TO DO
Once the pictures are set aside, copy the records below exactly as they stand.

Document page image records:
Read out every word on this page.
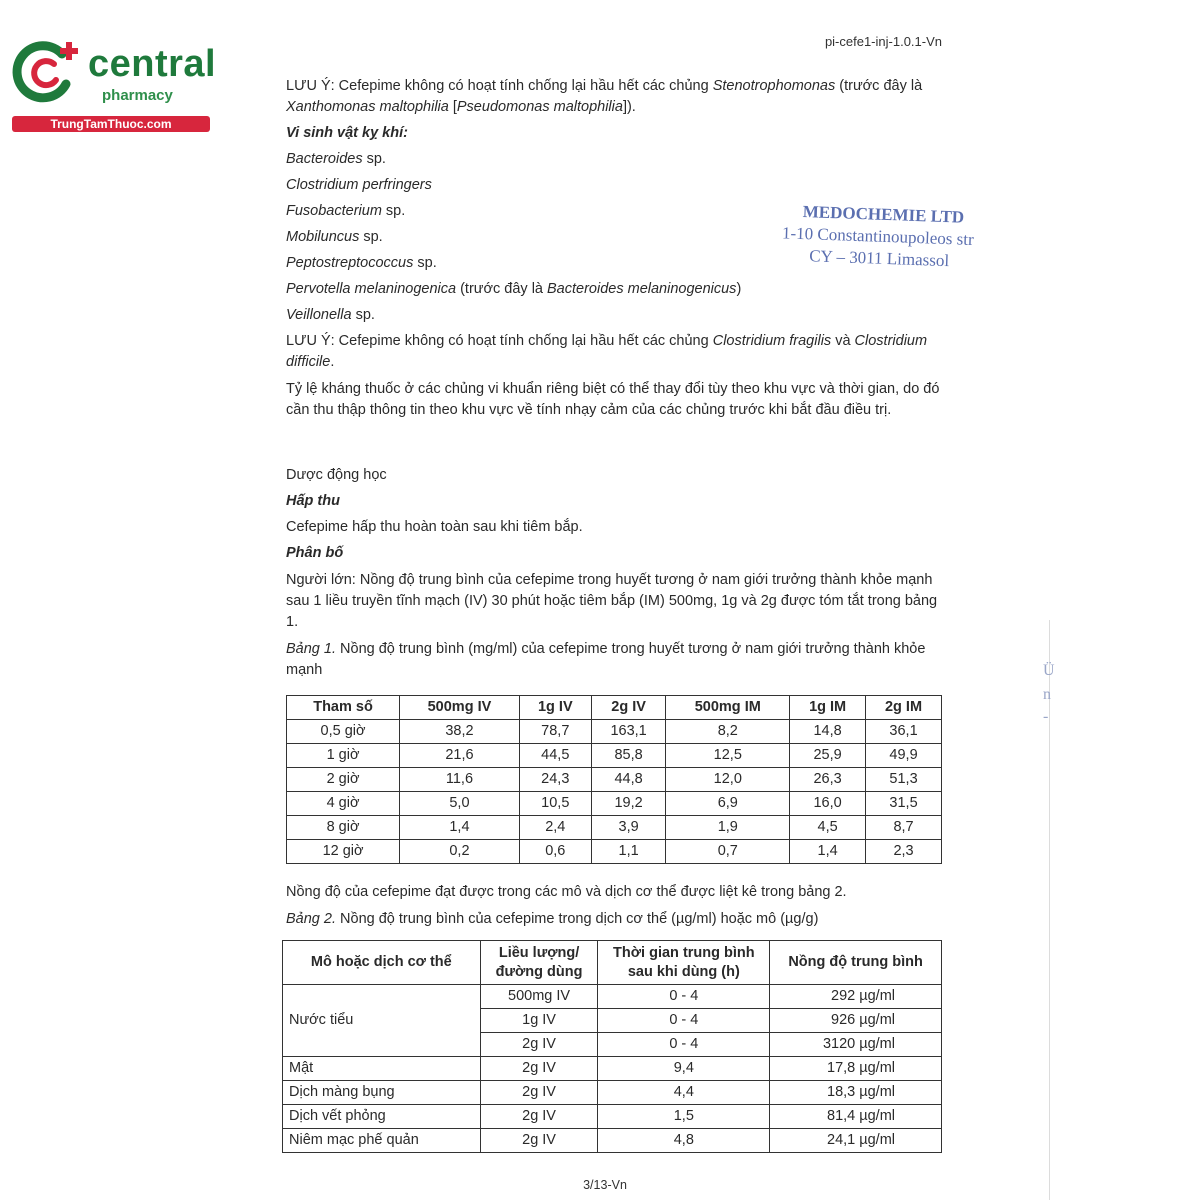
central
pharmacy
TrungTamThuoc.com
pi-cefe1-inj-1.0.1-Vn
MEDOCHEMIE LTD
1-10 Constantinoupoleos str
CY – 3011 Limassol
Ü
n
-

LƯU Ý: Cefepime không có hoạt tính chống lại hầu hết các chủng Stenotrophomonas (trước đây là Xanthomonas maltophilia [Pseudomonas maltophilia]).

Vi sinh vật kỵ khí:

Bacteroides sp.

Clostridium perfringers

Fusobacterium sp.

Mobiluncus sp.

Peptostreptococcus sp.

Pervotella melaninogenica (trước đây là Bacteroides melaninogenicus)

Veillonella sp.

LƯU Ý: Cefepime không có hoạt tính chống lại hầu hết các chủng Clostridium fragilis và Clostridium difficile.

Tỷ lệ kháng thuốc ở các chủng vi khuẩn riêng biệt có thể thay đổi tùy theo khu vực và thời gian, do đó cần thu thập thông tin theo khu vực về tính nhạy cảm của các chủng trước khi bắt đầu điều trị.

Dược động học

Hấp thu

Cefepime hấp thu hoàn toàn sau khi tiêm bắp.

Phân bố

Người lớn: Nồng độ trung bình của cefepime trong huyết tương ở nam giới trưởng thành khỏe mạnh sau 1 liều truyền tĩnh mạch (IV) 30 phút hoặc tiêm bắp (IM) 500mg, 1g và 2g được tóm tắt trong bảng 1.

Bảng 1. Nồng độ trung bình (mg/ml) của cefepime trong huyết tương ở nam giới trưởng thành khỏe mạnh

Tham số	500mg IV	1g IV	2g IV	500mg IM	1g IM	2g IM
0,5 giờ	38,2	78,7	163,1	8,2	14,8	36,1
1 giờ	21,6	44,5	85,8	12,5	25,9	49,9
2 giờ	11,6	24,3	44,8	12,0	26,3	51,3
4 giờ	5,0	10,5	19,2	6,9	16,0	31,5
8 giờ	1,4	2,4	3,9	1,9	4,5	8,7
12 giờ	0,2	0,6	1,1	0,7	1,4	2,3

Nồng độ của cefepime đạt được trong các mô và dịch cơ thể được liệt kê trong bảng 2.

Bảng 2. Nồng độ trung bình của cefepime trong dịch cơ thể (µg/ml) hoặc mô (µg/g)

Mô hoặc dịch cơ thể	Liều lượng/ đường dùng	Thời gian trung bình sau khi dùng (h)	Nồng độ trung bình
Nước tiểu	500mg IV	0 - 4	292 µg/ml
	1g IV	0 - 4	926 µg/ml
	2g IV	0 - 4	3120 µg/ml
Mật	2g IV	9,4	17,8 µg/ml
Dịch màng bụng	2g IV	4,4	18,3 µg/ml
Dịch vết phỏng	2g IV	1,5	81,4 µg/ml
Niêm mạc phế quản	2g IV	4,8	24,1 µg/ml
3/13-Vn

RESULT OF THE EXERCISE
Read out every word on this page.
central
pharmacy
TrungTamThuoc.com
pi-cefe1-inj-1.0.1-Vn
MEDOCHEMIE LTD
1-10 Constantinoupoleos str
CY – 3011 Limassol
Ü
n
-

LƯU Ý: Cefepime không có hoạt tính chống lại hầu hết các chủng Stenotrophomonas (trước đây là Xanthomonas maltophilia [Pseudomonas maltophilia]).

Vi sinh vật kỵ khí:

Bacteroides sp.

Clostridium perfringers

Fusobacterium sp.

Mobiluncus sp.

Peptostreptococcus sp.

Pervotella melaninogenica (trước đây là Bacteroides melaninogenicus)

Veillonella sp.

LƯU Ý: Cefepime không có hoạt tính chống lại hầu hết các chủng Clostridium fragilis và Clostridium difficile.

Tỷ lệ kháng thuốc ở các chủng vi khuẩn riêng biệt có thể thay đổi tùy theo khu vực và thời gian, do đó cần thu thập thông tin theo khu vực về tính nhạy cảm của các chủng trước khi bắt đầu điều trị.

Dược động học

Hấp thu

Cefepime hấp thu hoàn toàn sau khi tiêm bắp.

Phân bố

Người lớn: Nồng độ trung bình của cefepime trong huyết tương ở nam giới trưởng thành khỏe mạnh sau 1 liều truyền tĩnh mạch (IV) 30 phút hoặc tiêm bắp (IM) 500mg, 1g và 2g được tóm tắt trong bảng 1.

Bảng 1. Nồng độ trung bình (mg/ml) của cefepime trong huyết tương ở nam giới trưởng thành khỏe mạnh

Tham số	500mg IV	1g IV	2g IV	500mg IM	1g IM	2g IM
0,5 giờ	38,2	78,7	163,1	8,2	14,8	36,1
1 giờ	21,6	44,5	85,8	12,5	25,9	49,9
2 giờ	11,6	24,3	44,8	12,0	26,3	51,3
4 giờ	5,0	10,5	19,2	6,9	16,0	31,5
8 giờ	1,4	2,4	3,9	1,9	4,5	8,7
12 giờ	0,2	0,6	1,1	0,7	1,4	2,3

Nồng độ của cefepime đạt được trong các mô và dịch cơ thể được liệt kê trong bảng 2.

Bảng 2. Nồng độ trung bình của cefepime trong dịch cơ thể (µg/ml) hoặc mô (µg/g)

Mô hoặc dịch cơ thể	Liều lượng/ đường dùng	Thời gian trung bình sau khi dùng (h)	Nồng độ trung bình
Nước tiểu	500mg IV	0 - 4	292 µg/ml
	1g IV	0 - 4	926 µg/ml
	2g IV	0 - 4	3120 µg/ml
Mật	2g IV	9,4	17,8 µg/ml
Dịch màng bụng	2g IV	4,4	18,3 µg/ml
Dịch vết phỏng	2g IV	1,5	81,4 µg/ml
Niêm mạc phế quản	2g IV	4,8	24,1 µg/ml
3/13-Vn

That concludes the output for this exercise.